**Task directions:**
Check every line of the entries for "compassionate", and copy the lines that hold it.
BEGIN Data for the task
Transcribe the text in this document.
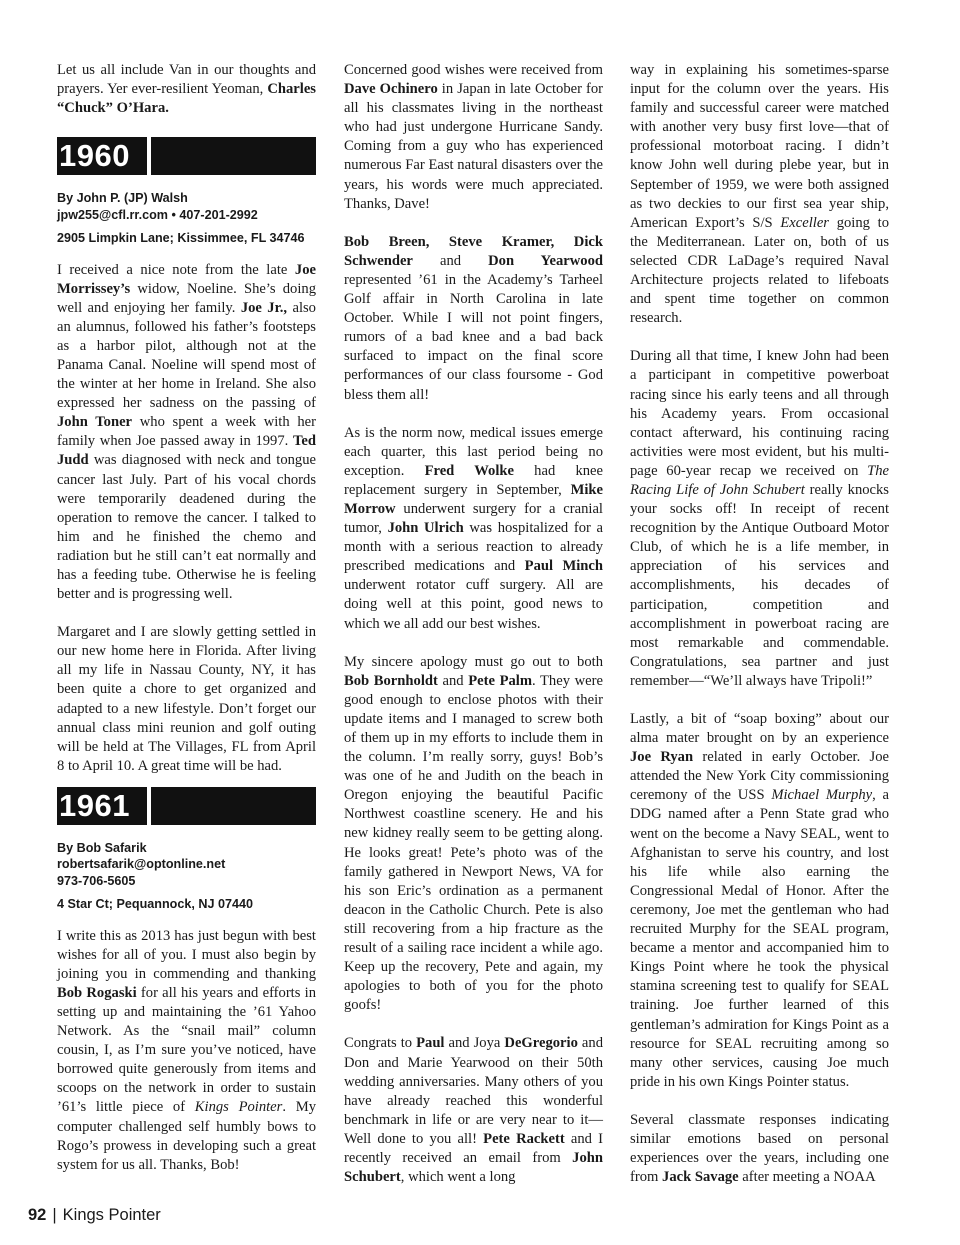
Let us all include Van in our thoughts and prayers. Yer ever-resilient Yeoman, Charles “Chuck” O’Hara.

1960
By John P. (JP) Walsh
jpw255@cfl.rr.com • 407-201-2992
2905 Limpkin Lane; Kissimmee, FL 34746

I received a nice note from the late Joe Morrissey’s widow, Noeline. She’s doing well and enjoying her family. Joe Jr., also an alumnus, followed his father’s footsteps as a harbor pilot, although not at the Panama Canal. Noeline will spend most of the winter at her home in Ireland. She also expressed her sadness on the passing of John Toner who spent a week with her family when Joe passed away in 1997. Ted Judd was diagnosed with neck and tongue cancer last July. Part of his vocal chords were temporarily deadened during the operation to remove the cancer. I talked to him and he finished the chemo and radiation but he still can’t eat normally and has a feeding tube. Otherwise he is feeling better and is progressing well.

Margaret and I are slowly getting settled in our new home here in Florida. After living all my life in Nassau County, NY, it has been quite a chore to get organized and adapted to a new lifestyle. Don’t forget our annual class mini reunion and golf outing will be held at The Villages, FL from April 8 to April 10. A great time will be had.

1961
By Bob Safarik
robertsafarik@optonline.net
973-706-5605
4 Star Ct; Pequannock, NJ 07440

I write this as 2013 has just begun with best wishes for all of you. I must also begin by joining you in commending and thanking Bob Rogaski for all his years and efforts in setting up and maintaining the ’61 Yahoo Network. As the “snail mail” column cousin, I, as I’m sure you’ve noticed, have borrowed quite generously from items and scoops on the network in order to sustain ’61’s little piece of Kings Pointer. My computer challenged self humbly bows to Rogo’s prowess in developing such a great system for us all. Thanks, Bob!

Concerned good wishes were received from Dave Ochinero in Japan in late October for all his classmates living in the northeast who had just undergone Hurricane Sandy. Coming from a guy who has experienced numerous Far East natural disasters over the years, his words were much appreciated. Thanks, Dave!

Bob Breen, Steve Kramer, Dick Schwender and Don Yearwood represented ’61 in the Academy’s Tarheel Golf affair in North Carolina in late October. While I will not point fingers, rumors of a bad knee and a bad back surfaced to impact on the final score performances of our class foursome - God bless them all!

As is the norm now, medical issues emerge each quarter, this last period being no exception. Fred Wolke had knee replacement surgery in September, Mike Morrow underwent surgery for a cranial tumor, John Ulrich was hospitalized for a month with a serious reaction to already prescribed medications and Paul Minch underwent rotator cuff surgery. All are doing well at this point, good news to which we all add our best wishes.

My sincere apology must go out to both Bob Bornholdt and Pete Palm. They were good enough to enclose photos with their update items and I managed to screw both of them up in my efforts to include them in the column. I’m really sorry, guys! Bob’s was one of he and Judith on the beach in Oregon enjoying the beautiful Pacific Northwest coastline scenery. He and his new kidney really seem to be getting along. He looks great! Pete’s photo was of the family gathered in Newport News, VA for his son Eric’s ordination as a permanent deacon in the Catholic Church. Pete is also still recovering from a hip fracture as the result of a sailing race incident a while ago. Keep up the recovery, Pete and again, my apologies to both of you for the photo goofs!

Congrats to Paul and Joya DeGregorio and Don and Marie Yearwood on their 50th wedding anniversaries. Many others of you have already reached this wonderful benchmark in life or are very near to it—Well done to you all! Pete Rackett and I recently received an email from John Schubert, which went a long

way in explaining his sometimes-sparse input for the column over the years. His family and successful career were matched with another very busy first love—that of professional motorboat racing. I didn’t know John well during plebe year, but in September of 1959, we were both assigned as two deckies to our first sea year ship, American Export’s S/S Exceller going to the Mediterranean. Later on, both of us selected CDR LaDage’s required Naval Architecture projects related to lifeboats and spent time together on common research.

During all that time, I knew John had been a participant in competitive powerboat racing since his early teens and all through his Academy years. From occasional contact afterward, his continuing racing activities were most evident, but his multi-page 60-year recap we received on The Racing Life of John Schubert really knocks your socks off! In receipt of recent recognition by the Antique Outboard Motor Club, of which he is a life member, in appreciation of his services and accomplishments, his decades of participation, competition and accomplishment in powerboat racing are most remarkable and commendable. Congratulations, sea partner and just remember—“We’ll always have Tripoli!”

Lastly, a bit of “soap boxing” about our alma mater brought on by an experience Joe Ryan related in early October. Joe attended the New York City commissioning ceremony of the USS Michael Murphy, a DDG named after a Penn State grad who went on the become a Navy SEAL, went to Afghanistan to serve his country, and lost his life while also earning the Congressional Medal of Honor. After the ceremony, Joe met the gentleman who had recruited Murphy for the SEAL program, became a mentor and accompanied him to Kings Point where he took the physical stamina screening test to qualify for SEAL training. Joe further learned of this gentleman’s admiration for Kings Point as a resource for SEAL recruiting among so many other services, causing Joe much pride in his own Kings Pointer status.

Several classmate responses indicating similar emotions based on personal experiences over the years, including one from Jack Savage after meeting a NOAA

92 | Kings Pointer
END Data for the task
BEGIN Data for the task
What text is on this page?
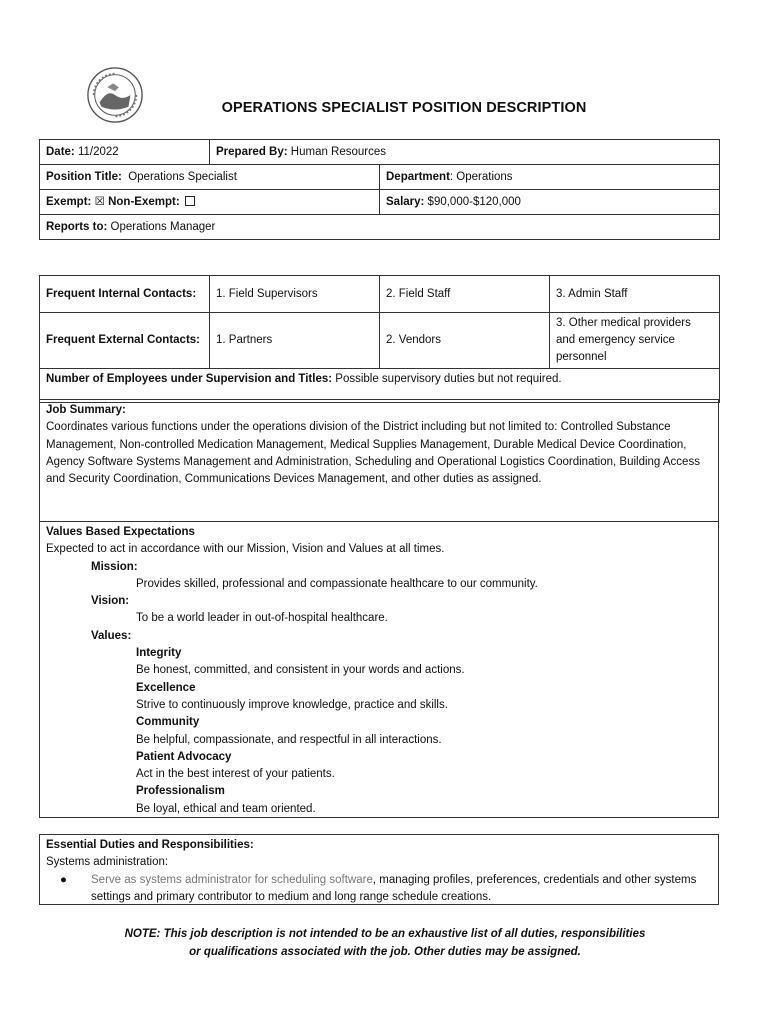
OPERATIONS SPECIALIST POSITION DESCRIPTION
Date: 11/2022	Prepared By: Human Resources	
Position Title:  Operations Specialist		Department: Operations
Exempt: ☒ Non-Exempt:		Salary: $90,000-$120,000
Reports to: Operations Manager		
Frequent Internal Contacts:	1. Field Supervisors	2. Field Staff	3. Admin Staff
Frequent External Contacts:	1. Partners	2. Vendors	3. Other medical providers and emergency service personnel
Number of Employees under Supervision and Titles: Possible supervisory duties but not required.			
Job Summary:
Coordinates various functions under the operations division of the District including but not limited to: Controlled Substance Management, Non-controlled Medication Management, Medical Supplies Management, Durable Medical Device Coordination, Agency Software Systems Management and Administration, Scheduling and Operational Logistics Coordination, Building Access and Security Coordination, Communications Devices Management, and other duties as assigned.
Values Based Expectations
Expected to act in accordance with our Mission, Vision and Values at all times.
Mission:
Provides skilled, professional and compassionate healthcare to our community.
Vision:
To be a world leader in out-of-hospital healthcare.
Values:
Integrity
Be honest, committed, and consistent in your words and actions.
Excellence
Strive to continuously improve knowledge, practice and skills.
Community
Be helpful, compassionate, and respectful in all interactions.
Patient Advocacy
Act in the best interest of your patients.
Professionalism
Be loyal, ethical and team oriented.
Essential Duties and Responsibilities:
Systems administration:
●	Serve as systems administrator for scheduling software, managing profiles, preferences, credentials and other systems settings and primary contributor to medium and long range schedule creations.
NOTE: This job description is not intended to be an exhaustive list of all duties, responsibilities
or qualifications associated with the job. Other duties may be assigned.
END Data for the task
**Your response:**
Provides skilled, professional and compassionate healthcare to our community.
Be helpful, compassionate, and respectful in all interactions.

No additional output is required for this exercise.